** Begin **

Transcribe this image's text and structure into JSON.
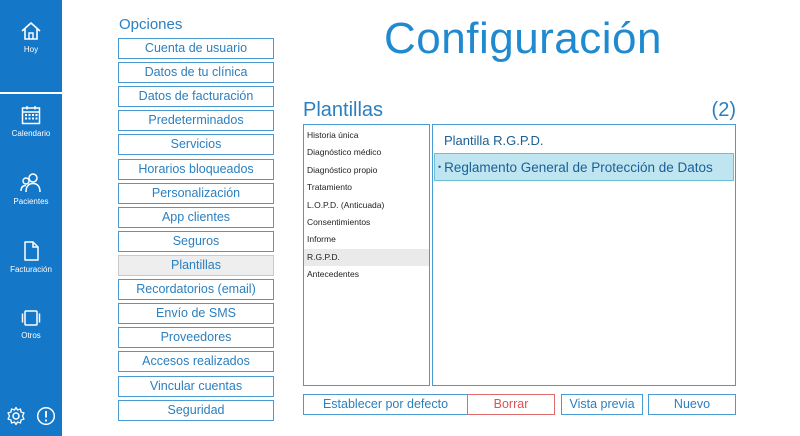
{
  "sidebar": {
    "items": [
      {
        "label": "Hoy",
        "icon": "home-icon"
      },
      {
        "label": "Calendario",
        "icon": "calendar-icon"
      },
      {
        "label": "Pacientes",
        "icon": "users-icon"
      },
      {
        "label": "Facturación",
        "icon": "document-icon"
      },
      {
        "label": "Otros",
        "icon": "stack-icon"
      }
    ],
    "bottom_icons": [
      "settings-gear-icon",
      "alert-info-icon"
    ],
    "background_color": "#1477c8"
  },
  "page_title": "Configuración",
  "options": {
    "title": "Opciones",
    "items": [
      "Cuenta de usuario",
      "Datos de tu clínica",
      "Datos de facturación",
      "Predeterminados",
      "Servicios",
      "Horarios bloqueados",
      "Personalización",
      "App clientes",
      "Seguros",
      "Plantillas",
      "Recordatorios (email)",
      "Envío de SMS",
      "Proveedores",
      "Accesos realizados",
      "Vincular cuentas",
      "Seguridad"
    ],
    "selected": "Plantillas"
  },
  "section": {
    "title": "Plantillas",
    "count": "(2)"
  },
  "template_list": {
    "items": [
      "Historia única",
      "Diagnóstico médico",
      "Diagnóstico propio",
      "Tratamiento",
      "L.O.P.D. (Anticuada)",
      "Consentimientos",
      "Informe",
      "R.G.P.D.",
      "Antecedentes"
    ],
    "selected": "R.G.P.D."
  },
  "detail": {
    "title": "Plantilla R.G.P.D.",
    "bullet": "•",
    "item": "Reglamento General de Protección de Datos"
  },
  "actions": {
    "default_label": "Establecer por defecto",
    "delete_label": "Borrar",
    "preview_label": "Vista previa",
    "new_label": "Nuevo"
  },
  "colors": {
    "accent": "#2a7fc0",
    "title": "#1f8ad0",
    "delete": "#d9534f",
    "selected_item_bg": "#bfe6f0"
  }
}
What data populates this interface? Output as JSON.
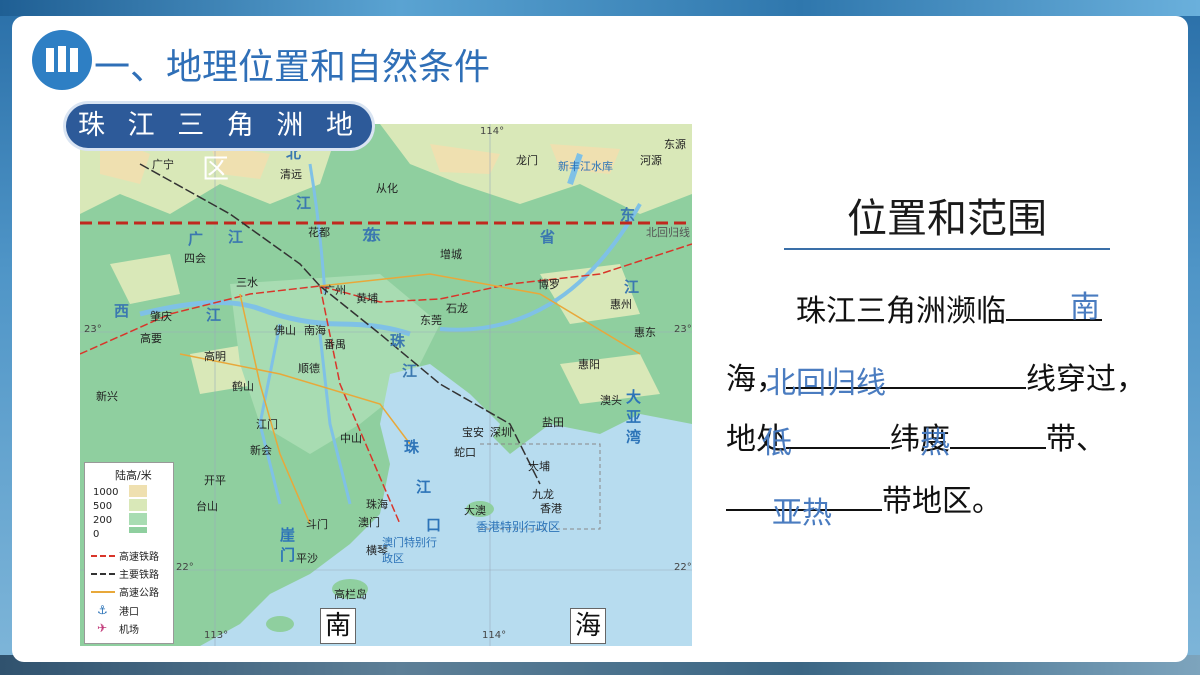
{
  "slide": {
    "section_title": "一、地理位置和自然条件",
    "map_title": "珠 江 三 角 洲 地 区"
  },
  "map": {
    "cities": [
      "广宁",
      "清远",
      "从化",
      "龙门",
      "河源",
      "东源",
      "花都",
      "增城",
      "四会",
      "三水",
      "广州",
      "黄埔",
      "博罗",
      "惠州",
      "肇庆",
      "佛山",
      "南海",
      "东莞",
      "石龙",
      "高要",
      "番禺",
      "惠东",
      "高明",
      "顺德",
      "惠阳",
      "鹤山",
      "新兴",
      "江门",
      "宝安",
      "深圳",
      "盐田",
      "澳头",
      "新会",
      "中山",
      "蛇口",
      "大埔",
      "开平",
      "珠海",
      "九龙",
      "香港",
      "台山",
      "澳门",
      "大澳",
      "斗门",
      "横琴",
      "平沙",
      "高栏岛"
    ],
    "regions": [
      "北",
      "江",
      "东",
      "江",
      "广",
      "东",
      "省",
      "西",
      "江",
      "珠",
      "江",
      "东",
      "江",
      "大",
      "亚",
      "湾",
      "崖",
      "门",
      "珠",
      "江",
      "口"
    ],
    "water_labels": [
      "新丰江水库",
      "北回归线"
    ],
    "special_regions": [
      "香港特别行政区",
      "澳门特别行政区"
    ],
    "coords": [
      "114°",
      "23°",
      "23°",
      "22°",
      "22°",
      "113°",
      "114°"
    ],
    "sea_chars": [
      "南",
      "海"
    ],
    "legend": {
      "title": "陆高/米",
      "elevations": [
        "1000",
        "500",
        "200",
        "0"
      ],
      "items": [
        "高速铁路",
        "主要铁路",
        "高速公路",
        "港口",
        "机场"
      ]
    },
    "colors": {
      "tropic_line": "#c0281e",
      "high_speed_rail": "#d9352a",
      "main_rail": "#333333",
      "expressway": "#e8a83a",
      "sea": "#b7dcef",
      "land_low": "#8fcf9f",
      "land_high": "#efe0b0"
    }
  },
  "panel": {
    "title": "位置和范围",
    "line1": "珠江三角洲濒临",
    "line2_pre": "海，",
    "line2_post": "线穿过，",
    "line3_a": "地处",
    "line3_b": "纬度",
    "line3_c": "带、",
    "line4": "带地区。",
    "answers": {
      "sea": "南",
      "line": "北回归线",
      "latitude": "低",
      "zone": "热",
      "climate": "亚热"
    }
  }
}
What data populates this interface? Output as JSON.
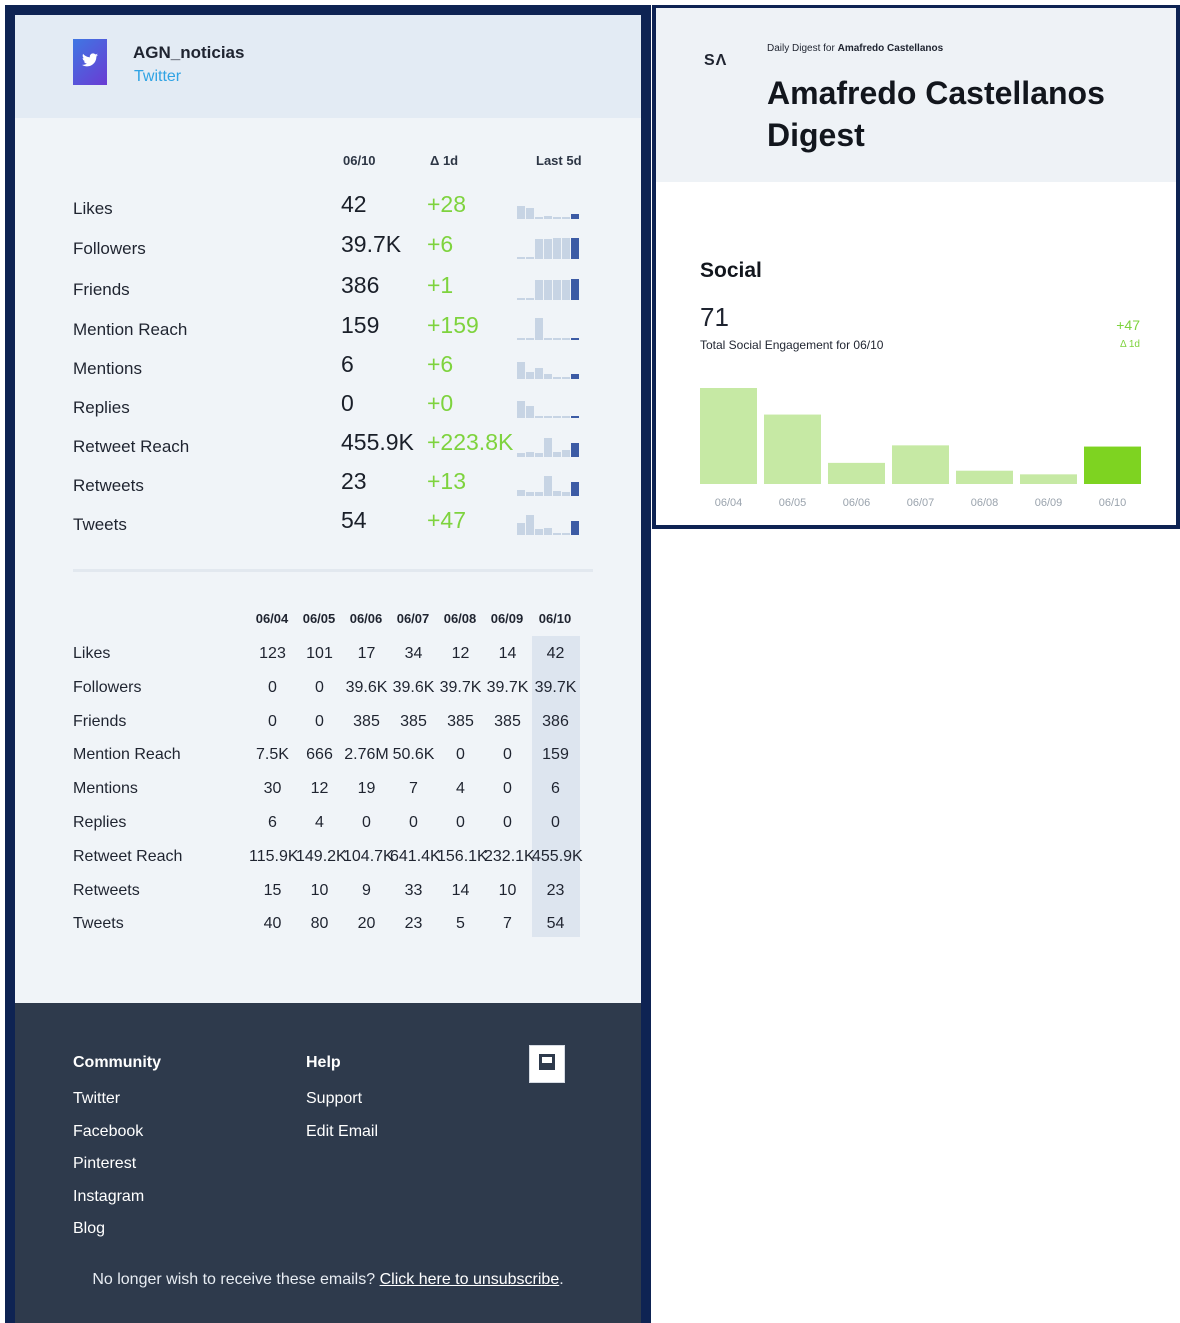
{
  "account": {
    "name": "AGN_noticias",
    "network": "Twitter"
  },
  "summary": {
    "col_date": "06/10",
    "col_delta": "Δ 1d",
    "col_trend": "Last 5d",
    "rows": [
      {
        "label": "Likes",
        "value": "42",
        "delta": "+28",
        "trend": [
          0.55,
          0.45,
          0.08,
          0.12,
          0.05,
          0.05,
          0.2
        ]
      },
      {
        "label": "Followers",
        "value": "39.7K",
        "delta": "+6",
        "trend": [
          0.02,
          0.02,
          0.85,
          0.85,
          0.86,
          0.86,
          0.86
        ]
      },
      {
        "label": "Friends",
        "value": "386",
        "delta": "+1",
        "trend": [
          0.02,
          0.02,
          0.85,
          0.85,
          0.85,
          0.85,
          0.86
        ]
      },
      {
        "label": "Mention Reach",
        "value": "159",
        "delta": "+159",
        "trend": [
          0.03,
          0.02,
          0.9,
          0.04,
          0.02,
          0.02,
          0.03
        ]
      },
      {
        "label": "Mentions",
        "value": "6",
        "delta": "+6",
        "trend": [
          0.7,
          0.3,
          0.45,
          0.2,
          0.1,
          0.02,
          0.2
        ]
      },
      {
        "label": "Replies",
        "value": "0",
        "delta": "+0",
        "trend": [
          0.7,
          0.5,
          0.05,
          0.05,
          0.05,
          0.05,
          0.05
        ]
      },
      {
        "label": "Retweet Reach",
        "value": "455.9K",
        "delta": "+223.8K",
        "trend": [
          0.15,
          0.2,
          0.15,
          0.8,
          0.2,
          0.3,
          0.6
        ]
      },
      {
        "label": "Retweets",
        "value": "23",
        "delta": "+13",
        "trend": [
          0.25,
          0.15,
          0.15,
          0.85,
          0.2,
          0.15,
          0.6
        ]
      },
      {
        "label": "Tweets",
        "value": "54",
        "delta": "+47",
        "trend": [
          0.5,
          0.85,
          0.25,
          0.3,
          0.08,
          0.1,
          0.6
        ]
      }
    ]
  },
  "history": {
    "dates": [
      "06/04",
      "06/05",
      "06/06",
      "06/07",
      "06/08",
      "06/09",
      "06/10"
    ],
    "rows": [
      {
        "label": "Likes",
        "cells": [
          "123",
          "101",
          "17",
          "34",
          "12",
          "14",
          "42"
        ]
      },
      {
        "label": "Followers",
        "cells": [
          "0",
          "0",
          "39.6K",
          "39.6K",
          "39.7K",
          "39.7K",
          "39.7K"
        ]
      },
      {
        "label": "Friends",
        "cells": [
          "0",
          "0",
          "385",
          "385",
          "385",
          "385",
          "386"
        ]
      },
      {
        "label": "Mention Reach",
        "cells": [
          "7.5K",
          "666",
          "2.76M",
          "50.6K",
          "0",
          "0",
          "159"
        ]
      },
      {
        "label": "Mentions",
        "cells": [
          "30",
          "12",
          "19",
          "7",
          "4",
          "0",
          "6"
        ]
      },
      {
        "label": "Replies",
        "cells": [
          "6",
          "4",
          "0",
          "0",
          "0",
          "0",
          "0"
        ]
      },
      {
        "label": "Retweet Reach",
        "cells": [
          "115.9K",
          "149.2K",
          "104.7K",
          "641.4K",
          "156.1K",
          "232.1K",
          "455.9K"
        ]
      },
      {
        "label": "Retweets",
        "cells": [
          "15",
          "10",
          "9",
          "33",
          "14",
          "10",
          "23"
        ]
      },
      {
        "label": "Tweets",
        "cells": [
          "40",
          "80",
          "20",
          "23",
          "5",
          "7",
          "54"
        ]
      }
    ]
  },
  "footer": {
    "community_title": "Community",
    "community_links": [
      "Twitter",
      "Facebook",
      "Pinterest",
      "Instagram",
      "Blog"
    ],
    "help_title": "Help",
    "help_links": [
      "Support",
      "Edit Email"
    ],
    "brand_icon": "image-icon",
    "unsub_text": "No longer wish to receive these emails?",
    "unsub_link": "Click here to unsubscribe",
    "unsub_end": "."
  },
  "digest": {
    "logo": "SΛ",
    "kicker": "Daily Digest for",
    "kicker_name": "Amafredo Castellanos",
    "title": "Amafredo Castellanos Digest",
    "social_title": "Social",
    "total": "71",
    "caption": "Total Social Engagement for 06/10",
    "delta": "+47",
    "delta_label": "Δ 1d"
  },
  "chart_data": {
    "type": "bar",
    "categories": [
      "06/04",
      "06/05",
      "06/06",
      "06/07",
      "06/08",
      "06/09",
      "06/10"
    ],
    "values": [
      159,
      115,
      35,
      64,
      22,
      16,
      62
    ],
    "highlight_color": "#7ed321",
    "bar_color": "#c6e9a4",
    "highlight_index": 6
  },
  "colors": {
    "accent_green": "#7ed33e",
    "twitter_blue": "#2fa3e4",
    "footer_bg": "#2e3a4c",
    "frame_navy": "#0e2353"
  }
}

** End **

▶ **Requirement**: Filter the listing for the word "Social" and copy every line that holds it.

▶ **Complete response**:
    "social_title": "Social",
    "caption": "Total Social Engagement for 06/10",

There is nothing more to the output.